* DATA FOR THIS TASK
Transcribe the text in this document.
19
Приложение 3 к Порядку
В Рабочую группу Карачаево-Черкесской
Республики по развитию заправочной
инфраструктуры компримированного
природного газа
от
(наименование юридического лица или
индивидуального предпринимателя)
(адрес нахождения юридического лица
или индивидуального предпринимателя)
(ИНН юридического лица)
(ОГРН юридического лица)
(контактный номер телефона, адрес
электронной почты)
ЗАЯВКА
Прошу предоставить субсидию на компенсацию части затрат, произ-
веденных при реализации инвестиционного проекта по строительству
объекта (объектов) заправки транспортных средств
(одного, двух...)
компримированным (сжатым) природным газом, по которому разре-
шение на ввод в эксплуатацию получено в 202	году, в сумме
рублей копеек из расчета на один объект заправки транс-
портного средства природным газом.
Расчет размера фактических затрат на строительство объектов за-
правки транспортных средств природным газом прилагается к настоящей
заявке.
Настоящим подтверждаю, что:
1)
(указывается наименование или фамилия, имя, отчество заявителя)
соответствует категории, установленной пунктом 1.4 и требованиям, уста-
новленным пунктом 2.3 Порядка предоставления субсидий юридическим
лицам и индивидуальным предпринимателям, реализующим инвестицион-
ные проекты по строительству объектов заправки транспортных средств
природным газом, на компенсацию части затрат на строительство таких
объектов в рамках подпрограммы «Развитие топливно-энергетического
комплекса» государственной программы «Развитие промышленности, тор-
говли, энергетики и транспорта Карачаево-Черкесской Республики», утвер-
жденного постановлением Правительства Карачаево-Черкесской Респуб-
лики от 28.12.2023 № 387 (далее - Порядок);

* WHAT TO WORK ON
Read the lines above. Gather those in which the string "Развитие" is found.

* SOLVED EXERCISE
объектов в рамках подпрограммы «Развитие топливно-энергетического
комплекса» государственной программы «Развитие промышленности, тор-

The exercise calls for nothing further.